┌─ MATERIALS PROVIDED

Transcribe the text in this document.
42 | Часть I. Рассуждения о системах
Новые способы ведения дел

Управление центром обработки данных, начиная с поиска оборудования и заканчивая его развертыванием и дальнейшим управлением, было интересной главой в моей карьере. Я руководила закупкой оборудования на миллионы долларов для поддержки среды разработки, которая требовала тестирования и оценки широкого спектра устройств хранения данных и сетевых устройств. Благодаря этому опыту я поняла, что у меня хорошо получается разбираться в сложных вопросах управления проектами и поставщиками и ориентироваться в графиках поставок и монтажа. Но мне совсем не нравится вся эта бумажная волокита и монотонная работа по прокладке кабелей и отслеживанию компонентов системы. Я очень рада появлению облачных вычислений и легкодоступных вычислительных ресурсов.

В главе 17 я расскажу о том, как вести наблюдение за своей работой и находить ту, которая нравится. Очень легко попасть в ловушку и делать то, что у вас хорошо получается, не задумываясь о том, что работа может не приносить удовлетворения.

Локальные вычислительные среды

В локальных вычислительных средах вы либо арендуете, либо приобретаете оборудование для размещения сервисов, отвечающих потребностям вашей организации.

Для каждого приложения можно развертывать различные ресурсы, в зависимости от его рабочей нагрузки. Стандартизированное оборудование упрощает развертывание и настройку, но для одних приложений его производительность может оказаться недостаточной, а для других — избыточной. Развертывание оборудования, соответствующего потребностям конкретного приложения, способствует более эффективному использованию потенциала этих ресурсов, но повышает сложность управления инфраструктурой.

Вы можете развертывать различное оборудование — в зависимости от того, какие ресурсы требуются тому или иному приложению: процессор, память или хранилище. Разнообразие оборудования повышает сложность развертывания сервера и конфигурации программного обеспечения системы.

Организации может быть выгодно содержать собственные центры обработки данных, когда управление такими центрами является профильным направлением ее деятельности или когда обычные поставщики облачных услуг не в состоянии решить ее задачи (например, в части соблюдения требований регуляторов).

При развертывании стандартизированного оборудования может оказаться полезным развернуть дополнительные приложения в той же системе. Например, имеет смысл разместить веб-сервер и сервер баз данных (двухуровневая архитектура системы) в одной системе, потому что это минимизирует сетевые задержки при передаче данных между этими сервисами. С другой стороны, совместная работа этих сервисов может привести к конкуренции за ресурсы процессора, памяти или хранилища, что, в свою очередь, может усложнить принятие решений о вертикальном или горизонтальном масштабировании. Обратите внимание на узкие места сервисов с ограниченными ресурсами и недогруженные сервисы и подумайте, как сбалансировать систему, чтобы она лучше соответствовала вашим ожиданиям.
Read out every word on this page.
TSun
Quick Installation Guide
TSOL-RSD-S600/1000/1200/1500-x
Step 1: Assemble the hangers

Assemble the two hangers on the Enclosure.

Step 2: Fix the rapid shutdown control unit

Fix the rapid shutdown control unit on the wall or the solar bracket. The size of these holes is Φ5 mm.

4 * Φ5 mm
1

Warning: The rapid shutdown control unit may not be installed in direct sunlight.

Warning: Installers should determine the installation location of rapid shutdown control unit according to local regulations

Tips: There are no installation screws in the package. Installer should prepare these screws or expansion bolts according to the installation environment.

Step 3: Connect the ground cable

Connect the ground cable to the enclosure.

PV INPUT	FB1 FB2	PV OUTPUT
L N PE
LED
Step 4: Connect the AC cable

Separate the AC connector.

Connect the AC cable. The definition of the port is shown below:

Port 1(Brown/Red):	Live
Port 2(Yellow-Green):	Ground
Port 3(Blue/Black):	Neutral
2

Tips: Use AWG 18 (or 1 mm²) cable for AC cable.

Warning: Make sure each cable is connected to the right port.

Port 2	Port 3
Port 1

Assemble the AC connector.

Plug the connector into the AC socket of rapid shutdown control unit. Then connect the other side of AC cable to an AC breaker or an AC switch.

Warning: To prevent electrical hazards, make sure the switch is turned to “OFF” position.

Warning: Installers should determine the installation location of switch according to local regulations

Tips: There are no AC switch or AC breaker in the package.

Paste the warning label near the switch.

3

└─

#### TASK TO COMPLETE:
Examine the data above and state how many of its lines contain the word "There", with no further remarks.

#### ANSWER TO THE PROBLEM:
2